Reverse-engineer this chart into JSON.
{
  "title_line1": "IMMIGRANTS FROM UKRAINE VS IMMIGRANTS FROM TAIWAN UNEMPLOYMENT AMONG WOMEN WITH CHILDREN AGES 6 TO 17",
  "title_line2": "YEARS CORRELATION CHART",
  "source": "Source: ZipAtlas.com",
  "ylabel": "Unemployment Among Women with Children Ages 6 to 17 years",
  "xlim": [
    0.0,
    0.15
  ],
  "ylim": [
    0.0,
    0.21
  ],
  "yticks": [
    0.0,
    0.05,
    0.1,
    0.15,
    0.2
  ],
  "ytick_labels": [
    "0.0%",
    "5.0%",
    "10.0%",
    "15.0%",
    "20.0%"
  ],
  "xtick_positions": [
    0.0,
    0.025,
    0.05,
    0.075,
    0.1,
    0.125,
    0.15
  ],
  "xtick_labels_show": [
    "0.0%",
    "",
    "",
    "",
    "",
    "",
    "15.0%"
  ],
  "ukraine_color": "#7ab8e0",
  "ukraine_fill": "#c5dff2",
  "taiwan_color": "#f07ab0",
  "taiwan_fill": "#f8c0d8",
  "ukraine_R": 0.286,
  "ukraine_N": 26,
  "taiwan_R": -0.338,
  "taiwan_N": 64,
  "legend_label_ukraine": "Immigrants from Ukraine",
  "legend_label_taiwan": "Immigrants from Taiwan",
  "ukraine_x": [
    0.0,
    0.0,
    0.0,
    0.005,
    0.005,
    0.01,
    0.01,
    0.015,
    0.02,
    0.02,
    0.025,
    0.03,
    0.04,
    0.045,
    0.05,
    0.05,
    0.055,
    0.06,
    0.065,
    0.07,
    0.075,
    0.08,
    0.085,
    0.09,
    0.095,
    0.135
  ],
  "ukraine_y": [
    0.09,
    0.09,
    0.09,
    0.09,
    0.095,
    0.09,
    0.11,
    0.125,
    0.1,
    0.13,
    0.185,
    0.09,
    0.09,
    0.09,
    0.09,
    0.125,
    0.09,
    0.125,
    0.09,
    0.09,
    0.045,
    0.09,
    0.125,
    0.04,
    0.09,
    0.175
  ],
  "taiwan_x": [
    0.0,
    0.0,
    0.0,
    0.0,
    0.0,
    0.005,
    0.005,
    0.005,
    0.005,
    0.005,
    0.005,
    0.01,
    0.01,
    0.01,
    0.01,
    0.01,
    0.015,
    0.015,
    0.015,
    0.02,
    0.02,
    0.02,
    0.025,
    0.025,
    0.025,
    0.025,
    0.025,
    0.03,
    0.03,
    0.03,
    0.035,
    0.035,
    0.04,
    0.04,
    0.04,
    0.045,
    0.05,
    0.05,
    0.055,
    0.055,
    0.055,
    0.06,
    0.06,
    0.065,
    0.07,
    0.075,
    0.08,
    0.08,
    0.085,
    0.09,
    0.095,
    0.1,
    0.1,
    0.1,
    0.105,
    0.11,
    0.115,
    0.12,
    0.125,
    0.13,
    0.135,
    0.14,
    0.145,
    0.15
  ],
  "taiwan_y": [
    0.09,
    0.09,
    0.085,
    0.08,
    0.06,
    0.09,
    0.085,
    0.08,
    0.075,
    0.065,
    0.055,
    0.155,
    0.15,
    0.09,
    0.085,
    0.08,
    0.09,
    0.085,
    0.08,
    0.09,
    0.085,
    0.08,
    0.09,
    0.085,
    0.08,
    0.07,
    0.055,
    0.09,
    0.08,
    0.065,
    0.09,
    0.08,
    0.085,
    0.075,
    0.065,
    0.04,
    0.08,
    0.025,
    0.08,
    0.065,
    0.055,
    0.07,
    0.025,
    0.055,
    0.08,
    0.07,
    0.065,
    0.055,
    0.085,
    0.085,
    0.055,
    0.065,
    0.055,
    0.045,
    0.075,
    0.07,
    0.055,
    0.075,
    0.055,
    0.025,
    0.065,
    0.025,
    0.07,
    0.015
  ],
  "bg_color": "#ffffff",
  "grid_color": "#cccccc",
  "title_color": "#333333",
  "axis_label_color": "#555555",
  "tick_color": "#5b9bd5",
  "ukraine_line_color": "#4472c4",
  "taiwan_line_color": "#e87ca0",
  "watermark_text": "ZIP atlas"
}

GIVEN TASK | Write out each line of the data above again, exactly as given.

REPLY |
Reverse-engineer this chart into JSON.
{
  "title_line1": "IMMIGRANTS FROM UKRAINE VS IMMIGRANTS FROM TAIWAN UNEMPLOYMENT AMONG WOMEN WITH CHILDREN AGES 6 TO 17",
  "title_line2": "YEARS CORRELATION CHART",
  "source": "Source: ZipAtlas.com",
  "ylabel": "Unemployment Among Women with Children Ages 6 to 17 years",
  "xlim": [
    0.0,
    0.15
  ],
  "ylim": [
    0.0,
    0.21
  ],
  "yticks": [
    0.0,
    0.05,
    0.1,
    0.15,
    0.2
  ],
  "ytick_labels": [
    "0.0%",
    "5.0%",
    "10.0%",
    "15.0%",
    "20.0%"
  ],
  "xtick_positions": [
    0.0,
    0.025,
    0.05,
    0.075,
    0.1,
    0.125,
    0.15
  ],
  "xtick_labels_show": [
    "0.0%",
    "",
    "",
    "",
    "",
    "",
    "15.0%"
  ],
  "ukraine_color": "#7ab8e0",
  "ukraine_fill": "#c5dff2",
  "taiwan_color": "#f07ab0",
  "taiwan_fill": "#f8c0d8",
  "ukraine_R": 0.286,
  "ukraine_N": 26,
  "taiwan_R": -0.338,
  "taiwan_N": 64,
  "legend_label_ukraine": "Immigrants from Ukraine",
  "legend_label_taiwan": "Immigrants from Taiwan",
  "ukraine_x": [
    0.0,
    0.0,
    0.0,
    0.005,
    0.005,
    0.01,
    0.01,
    0.015,
    0.02,
    0.02,
    0.025,
    0.03,
    0.04,
    0.045,
    0.05,
    0.05,
    0.055,
    0.06,
    0.065,
    0.07,
    0.075,
    0.08,
    0.085,
    0.09,
    0.095,
    0.135
  ],
  "ukraine_y": [
    0.09,
    0.09,
    0.09,
    0.09,
    0.095,
    0.09,
    0.11,
    0.125,
    0.1,
    0.13,
    0.185,
    0.09,
    0.09,
    0.09,
    0.09,
    0.125,
    0.09,
    0.125,
    0.09,
    0.09,
    0.045,
    0.09,
    0.125,
    0.04,
    0.09,
    0.175
  ],
  "taiwan_x": [
    0.0,
    0.0,
    0.0,
    0.0,
    0.0,
    0.005,
    0.005,
    0.005,
    0.005,
    0.005,
    0.005,
    0.01,
    0.01,
    0.01,
    0.01,
    0.01,
    0.015,
    0.015,
    0.015,
    0.02,
    0.02,
    0.02,
    0.025,
    0.025,
    0.025,
    0.025,
    0.025,
    0.03,
    0.03,
    0.03,
    0.035,
    0.035,
    0.04,
    0.04,
    0.04,
    0.045,
    0.05,
    0.05,
    0.055,
    0.055,
    0.055,
    0.06,
    0.06,
    0.065,
    0.07,
    0.075,
    0.08,
    0.08,
    0.085,
    0.09,
    0.095,
    0.1,
    0.1,
    0.1,
    0.105,
    0.11,
    0.115,
    0.12,
    0.125,
    0.13,
    0.135,
    0.14,
    0.145,
    0.15
  ],
  "taiwan_y": [
    0.09,
    0.09,
    0.085,
    0.08,
    0.06,
    0.09,
    0.085,
    0.08,
    0.075,
    0.065,
    0.055,
    0.155,
    0.15,
    0.09,
    0.085,
    0.08,
    0.09,
    0.085,
    0.08,
    0.09,
    0.085,
    0.08,
    0.09,
    0.085,
    0.08,
    0.07,
    0.055,
    0.09,
    0.08,
    0.065,
    0.09,
    0.08,
    0.085,
    0.075,
    0.065,
    0.04,
    0.08,
    0.025,
    0.08,
    0.065,
    0.055,
    0.07,
    0.025,
    0.055,
    0.08,
    0.07,
    0.065,
    0.055,
    0.085,
    0.085,
    0.055,
    0.065,
    0.055,
    0.045,
    0.075,
    0.07,
    0.055,
    0.075,
    0.055,
    0.025,
    0.065,
    0.025,
    0.07,
    0.015
  ],
  "bg_color": "#ffffff",
  "grid_color": "#cccccc",
  "title_color": "#333333",
  "axis_label_color": "#555555",
  "tick_color": "#5b9bd5",
  "ukraine_line_color": "#4472c4",
  "taiwan_line_color": "#e87ca0",
  "watermark_text": "ZIP atlas"
}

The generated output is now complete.